§ **TRECHO**
>>>

Para o garoto realizar as pesquisas escolares, ele usa o celular da mãe. "Está sendo estranho, pois sou acostumado a fazer trabalhos na escola. Sinto falta de alguém explicando e tem o barulho do pessoal da minha casa que atrapalha", explica Carlos Elias.

A falta de internet e computador também é uma realidade de alunos da rede estadual de ensino. Na Escola de Ensino Médio São José, no bairro São José, muitos estudantes possuem apenas pacotes promocionais de internet para uso no celular, com acesso apenas a mensagens de texto, em aplicativos como Facebook e WhatsApp. Existem alunos que até buscam supermercados do bairro para usar a rede Wi-Fi e baixar as tarefas. De alternativa, para quem não tem nenhuma solução digital, a direção da Escola imprime as atividades, que são entregues na portaria da instituição de ensino.

Camila Monteiro, coordenadora E.E.M São José, conta que boa parte dos alunos afirmam usar internet compartilhada com vizinhos, pagam de forma conjunta para reduzir custos. Ela observa uma motivação e uma nova cultura de estudos que não existia entre os alunos. "Boa parte dos alunos da escola pública não são autônomos nos estudos. Estamos vendo isso acontecer agora. Estamos vendo-os estudando, buscando professores, mandando e-mails, vendo vídeos no YouTube, procurando formas de aprender. A cultura do estudo, que nem todo mundo tinha, talvez esteja começando a surgir por conta da necessidade. Não estamos de férias e, sim, estudando".

<<<

§ **EXTRATO DE DADOS**
>>>

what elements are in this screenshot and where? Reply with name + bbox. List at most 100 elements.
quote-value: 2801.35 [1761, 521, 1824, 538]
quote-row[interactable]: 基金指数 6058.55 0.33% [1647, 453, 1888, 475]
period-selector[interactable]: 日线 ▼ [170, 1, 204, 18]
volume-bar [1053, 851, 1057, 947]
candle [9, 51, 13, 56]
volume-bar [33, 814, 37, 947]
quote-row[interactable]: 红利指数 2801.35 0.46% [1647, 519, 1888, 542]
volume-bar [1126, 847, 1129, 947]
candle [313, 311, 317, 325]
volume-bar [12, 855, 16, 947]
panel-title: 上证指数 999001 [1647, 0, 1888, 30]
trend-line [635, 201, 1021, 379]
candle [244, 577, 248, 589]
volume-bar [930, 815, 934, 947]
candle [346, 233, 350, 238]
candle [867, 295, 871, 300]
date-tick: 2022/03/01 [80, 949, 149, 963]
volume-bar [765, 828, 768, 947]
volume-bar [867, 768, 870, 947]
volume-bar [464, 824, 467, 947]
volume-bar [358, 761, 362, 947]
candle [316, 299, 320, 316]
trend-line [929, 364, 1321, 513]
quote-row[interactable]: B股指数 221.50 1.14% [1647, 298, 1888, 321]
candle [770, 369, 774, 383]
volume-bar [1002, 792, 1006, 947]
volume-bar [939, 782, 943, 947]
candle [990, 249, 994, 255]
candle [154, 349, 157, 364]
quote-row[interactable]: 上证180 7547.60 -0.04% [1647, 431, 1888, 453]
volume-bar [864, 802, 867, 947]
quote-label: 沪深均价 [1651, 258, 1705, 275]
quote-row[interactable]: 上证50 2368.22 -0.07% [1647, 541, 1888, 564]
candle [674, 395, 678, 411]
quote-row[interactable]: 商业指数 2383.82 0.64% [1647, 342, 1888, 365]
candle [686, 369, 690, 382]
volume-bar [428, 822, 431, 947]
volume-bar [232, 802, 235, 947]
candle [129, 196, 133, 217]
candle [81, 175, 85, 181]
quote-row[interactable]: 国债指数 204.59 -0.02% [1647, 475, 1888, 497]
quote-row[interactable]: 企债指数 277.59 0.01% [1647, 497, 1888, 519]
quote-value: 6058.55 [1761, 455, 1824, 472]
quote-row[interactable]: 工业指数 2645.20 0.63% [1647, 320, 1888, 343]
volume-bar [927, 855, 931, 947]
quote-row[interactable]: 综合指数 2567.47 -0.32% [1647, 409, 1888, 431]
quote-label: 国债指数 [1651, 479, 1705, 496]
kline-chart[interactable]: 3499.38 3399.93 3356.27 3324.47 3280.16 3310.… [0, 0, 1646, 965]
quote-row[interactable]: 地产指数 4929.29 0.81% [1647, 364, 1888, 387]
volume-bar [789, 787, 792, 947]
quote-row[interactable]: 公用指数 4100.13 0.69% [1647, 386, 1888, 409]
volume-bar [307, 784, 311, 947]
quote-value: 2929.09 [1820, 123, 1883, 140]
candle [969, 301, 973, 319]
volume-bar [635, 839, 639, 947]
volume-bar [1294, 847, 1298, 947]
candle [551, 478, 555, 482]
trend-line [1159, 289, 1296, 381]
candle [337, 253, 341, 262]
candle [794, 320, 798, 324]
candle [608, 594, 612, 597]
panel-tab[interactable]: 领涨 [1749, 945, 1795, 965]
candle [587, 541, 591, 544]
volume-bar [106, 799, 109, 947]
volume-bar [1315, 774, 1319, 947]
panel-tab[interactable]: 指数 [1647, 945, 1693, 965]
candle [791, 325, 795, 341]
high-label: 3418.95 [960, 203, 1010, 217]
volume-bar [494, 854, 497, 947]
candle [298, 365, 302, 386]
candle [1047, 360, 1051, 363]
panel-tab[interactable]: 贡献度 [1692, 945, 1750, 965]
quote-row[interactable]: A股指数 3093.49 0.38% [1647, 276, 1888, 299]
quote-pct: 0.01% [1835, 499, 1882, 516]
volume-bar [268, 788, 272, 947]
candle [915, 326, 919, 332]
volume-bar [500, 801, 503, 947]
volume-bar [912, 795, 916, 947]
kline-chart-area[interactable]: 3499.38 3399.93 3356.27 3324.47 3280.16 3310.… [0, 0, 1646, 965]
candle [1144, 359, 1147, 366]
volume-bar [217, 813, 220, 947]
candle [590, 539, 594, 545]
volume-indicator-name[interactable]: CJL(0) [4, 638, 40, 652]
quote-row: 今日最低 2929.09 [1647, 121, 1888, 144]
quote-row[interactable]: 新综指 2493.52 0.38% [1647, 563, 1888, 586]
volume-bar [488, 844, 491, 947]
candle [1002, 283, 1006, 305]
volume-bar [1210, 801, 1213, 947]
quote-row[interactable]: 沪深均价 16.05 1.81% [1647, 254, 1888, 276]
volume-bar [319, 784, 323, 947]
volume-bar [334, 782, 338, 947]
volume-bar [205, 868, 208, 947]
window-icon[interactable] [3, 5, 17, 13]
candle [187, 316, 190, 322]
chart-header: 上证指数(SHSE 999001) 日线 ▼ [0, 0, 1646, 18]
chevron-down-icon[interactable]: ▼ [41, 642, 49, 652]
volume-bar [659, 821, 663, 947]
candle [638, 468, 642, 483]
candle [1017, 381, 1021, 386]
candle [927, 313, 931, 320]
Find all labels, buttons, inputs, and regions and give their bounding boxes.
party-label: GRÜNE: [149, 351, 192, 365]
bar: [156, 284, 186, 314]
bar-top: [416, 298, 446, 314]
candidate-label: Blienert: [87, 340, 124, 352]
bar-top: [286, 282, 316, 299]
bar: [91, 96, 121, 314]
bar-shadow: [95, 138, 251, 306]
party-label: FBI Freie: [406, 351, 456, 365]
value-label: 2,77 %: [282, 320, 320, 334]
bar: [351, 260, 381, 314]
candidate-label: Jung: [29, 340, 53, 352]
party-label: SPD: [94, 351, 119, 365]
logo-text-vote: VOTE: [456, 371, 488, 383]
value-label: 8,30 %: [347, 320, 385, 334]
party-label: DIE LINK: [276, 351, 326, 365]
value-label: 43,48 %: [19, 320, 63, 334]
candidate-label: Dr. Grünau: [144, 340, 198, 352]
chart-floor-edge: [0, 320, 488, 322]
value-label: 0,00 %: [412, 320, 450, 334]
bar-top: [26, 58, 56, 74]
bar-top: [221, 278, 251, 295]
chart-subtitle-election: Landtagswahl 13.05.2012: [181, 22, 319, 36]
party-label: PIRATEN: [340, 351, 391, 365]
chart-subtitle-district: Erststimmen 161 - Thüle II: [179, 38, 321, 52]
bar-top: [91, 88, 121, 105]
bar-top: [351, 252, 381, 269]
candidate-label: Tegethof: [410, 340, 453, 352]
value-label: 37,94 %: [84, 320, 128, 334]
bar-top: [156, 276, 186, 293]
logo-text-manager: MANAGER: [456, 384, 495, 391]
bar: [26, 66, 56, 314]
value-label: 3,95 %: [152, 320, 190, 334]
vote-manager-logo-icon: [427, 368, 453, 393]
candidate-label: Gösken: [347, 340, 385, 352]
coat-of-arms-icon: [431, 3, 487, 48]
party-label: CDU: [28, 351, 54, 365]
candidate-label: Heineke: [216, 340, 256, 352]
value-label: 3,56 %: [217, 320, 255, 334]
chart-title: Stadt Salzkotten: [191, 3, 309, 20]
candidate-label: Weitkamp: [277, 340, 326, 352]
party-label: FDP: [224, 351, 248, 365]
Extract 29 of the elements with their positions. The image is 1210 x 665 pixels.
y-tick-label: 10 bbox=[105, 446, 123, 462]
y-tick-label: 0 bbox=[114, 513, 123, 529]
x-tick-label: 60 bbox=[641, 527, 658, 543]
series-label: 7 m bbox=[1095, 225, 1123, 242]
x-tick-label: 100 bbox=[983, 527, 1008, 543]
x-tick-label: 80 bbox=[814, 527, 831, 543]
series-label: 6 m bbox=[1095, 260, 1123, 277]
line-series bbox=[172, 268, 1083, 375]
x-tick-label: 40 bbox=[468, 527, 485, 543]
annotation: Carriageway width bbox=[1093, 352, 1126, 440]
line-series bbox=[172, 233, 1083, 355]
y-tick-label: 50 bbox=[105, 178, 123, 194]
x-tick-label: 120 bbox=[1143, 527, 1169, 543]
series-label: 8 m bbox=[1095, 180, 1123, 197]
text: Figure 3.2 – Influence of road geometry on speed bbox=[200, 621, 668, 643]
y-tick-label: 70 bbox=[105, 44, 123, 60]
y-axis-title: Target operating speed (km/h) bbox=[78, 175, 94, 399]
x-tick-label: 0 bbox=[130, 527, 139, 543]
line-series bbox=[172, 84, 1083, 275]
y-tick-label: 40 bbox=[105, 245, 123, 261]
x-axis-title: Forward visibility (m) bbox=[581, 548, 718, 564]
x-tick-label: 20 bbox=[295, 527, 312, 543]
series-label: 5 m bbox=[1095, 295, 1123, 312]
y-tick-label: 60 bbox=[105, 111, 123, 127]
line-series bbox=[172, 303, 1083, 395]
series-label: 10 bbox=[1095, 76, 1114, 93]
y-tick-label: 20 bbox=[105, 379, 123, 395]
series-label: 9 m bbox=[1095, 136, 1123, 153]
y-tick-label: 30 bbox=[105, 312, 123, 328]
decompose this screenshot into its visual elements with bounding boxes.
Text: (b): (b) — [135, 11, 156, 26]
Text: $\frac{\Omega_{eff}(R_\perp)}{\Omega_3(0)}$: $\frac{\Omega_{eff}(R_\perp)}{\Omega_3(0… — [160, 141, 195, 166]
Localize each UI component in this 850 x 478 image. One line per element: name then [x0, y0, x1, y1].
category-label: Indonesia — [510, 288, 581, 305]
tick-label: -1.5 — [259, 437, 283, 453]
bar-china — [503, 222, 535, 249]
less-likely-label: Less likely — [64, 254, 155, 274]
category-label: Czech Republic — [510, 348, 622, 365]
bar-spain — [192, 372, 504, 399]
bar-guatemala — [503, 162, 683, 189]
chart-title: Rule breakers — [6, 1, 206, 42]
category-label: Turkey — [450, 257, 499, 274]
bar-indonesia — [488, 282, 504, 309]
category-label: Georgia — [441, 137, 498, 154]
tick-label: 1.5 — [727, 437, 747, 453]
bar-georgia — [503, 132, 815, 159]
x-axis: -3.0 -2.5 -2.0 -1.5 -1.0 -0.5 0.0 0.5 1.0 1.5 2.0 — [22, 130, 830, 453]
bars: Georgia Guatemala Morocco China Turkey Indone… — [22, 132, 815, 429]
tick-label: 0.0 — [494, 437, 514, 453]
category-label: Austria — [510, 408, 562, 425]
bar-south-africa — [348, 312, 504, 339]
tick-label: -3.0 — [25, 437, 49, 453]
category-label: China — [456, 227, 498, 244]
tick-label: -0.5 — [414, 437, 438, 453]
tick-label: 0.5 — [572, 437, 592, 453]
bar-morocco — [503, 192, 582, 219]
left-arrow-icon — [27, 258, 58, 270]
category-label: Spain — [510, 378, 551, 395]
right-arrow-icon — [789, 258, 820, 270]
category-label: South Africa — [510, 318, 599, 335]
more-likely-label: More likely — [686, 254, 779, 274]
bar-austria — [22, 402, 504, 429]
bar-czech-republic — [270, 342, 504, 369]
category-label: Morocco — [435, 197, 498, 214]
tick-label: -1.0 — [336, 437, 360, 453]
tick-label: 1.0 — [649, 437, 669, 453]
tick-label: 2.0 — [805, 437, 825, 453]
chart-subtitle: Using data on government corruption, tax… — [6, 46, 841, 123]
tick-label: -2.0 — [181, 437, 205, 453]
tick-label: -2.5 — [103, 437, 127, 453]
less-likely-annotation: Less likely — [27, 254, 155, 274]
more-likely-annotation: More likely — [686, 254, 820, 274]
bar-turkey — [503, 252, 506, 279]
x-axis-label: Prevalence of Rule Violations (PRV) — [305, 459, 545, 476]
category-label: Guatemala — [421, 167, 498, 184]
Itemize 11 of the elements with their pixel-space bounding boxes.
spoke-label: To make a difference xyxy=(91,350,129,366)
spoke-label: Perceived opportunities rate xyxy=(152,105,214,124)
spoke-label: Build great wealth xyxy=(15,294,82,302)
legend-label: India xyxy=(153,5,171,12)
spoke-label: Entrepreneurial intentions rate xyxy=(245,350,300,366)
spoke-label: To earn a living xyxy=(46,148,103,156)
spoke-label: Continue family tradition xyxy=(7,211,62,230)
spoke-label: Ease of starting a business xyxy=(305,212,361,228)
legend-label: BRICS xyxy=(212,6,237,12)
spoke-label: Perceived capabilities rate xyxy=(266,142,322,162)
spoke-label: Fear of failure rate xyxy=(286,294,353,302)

<<<

§ **TAREFA A**
Segundo o trecho, o que Camila Monteiro diz estar vendo os alunos fazerem? Cite todas as ações.
§ **TAREFA B**
Reproduza a parte do trecho que começa nas palavras "Para o garoto" e termina em "explica Carlos Elias.".
§ **TAREFA C**
Responda com base no trecho:
(i) Que aparelho Carlos Elias usa para fazer as pesquisas escolares?
(ii) Onde são entregues as atividades impressas pela direção da escola?
(iii) Qual é o cargo de Camila Monteiro?
Os registros vêm de uma fonte diferente da do trecho.

§ **SUA RESPOSTA A**
- estudando
- buscando professores
- mandando e-mails
- vendo vídeos no YouTube
- procurando formas de aprender

§ **SUA RESPOSTA B**
Para o garoto realizar as pesquisas escolares, ele usa o celular da mãe. "Está sendo estranho, pois sou acostumado a fazer trabalhos na escola. Sinto falta de alguém explicando e tem o barulho do pessoal da minha casa que atrapalha", explica Carlos Elias.

§ **SUA RESPOSTA C**
(i) O celular da mãe.
(ii) Na portaria da instituição de ensino.
(iii) Coordenadora da E.E.M São José.